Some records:
┌────────
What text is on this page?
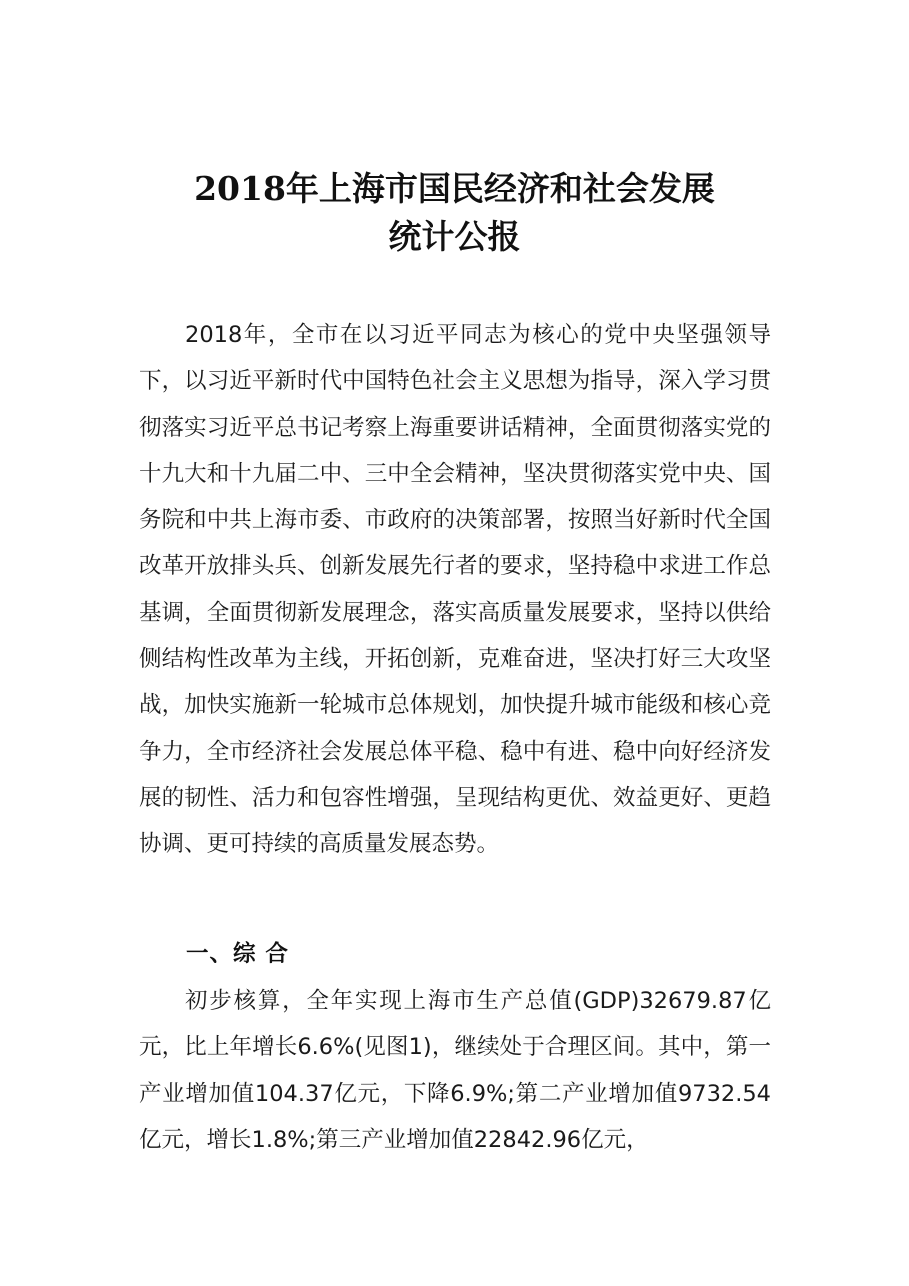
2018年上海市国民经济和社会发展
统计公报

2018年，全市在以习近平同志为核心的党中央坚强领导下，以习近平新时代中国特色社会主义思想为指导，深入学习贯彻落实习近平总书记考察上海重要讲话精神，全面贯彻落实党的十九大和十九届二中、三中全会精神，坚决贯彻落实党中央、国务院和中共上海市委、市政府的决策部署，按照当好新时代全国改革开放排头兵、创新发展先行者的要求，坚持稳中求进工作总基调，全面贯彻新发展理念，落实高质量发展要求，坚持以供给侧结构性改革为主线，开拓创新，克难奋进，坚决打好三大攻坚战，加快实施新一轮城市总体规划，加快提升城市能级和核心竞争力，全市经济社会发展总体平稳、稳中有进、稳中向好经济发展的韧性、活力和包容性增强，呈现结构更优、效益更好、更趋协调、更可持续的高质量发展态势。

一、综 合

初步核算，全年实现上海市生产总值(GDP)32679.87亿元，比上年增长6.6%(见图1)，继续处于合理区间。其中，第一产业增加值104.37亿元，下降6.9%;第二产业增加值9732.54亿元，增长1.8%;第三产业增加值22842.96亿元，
└────────
┌────────
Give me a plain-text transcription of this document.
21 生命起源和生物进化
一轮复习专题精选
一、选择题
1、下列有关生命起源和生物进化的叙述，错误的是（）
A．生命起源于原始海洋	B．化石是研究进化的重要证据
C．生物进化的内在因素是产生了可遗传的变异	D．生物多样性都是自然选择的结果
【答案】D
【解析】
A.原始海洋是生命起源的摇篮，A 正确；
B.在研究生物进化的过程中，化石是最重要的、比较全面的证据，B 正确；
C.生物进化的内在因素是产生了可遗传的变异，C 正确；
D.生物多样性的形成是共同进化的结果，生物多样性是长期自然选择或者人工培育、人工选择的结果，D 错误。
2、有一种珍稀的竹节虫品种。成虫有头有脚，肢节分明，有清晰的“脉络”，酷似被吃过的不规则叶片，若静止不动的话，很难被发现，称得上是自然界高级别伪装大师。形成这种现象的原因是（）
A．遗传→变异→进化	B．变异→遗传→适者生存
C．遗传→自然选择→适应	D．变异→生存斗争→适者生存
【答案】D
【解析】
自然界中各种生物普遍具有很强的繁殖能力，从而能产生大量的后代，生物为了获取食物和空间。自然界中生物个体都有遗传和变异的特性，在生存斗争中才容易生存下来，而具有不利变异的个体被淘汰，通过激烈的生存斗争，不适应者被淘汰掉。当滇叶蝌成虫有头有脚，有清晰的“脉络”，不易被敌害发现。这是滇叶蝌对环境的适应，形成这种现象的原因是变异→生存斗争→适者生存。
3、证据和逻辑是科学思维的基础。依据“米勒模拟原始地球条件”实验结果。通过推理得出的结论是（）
└────────
All lines of the data above that include the word "this" must be shown.

Result below ▸
What text is on this page?
Give me a plain-text transcription of this document.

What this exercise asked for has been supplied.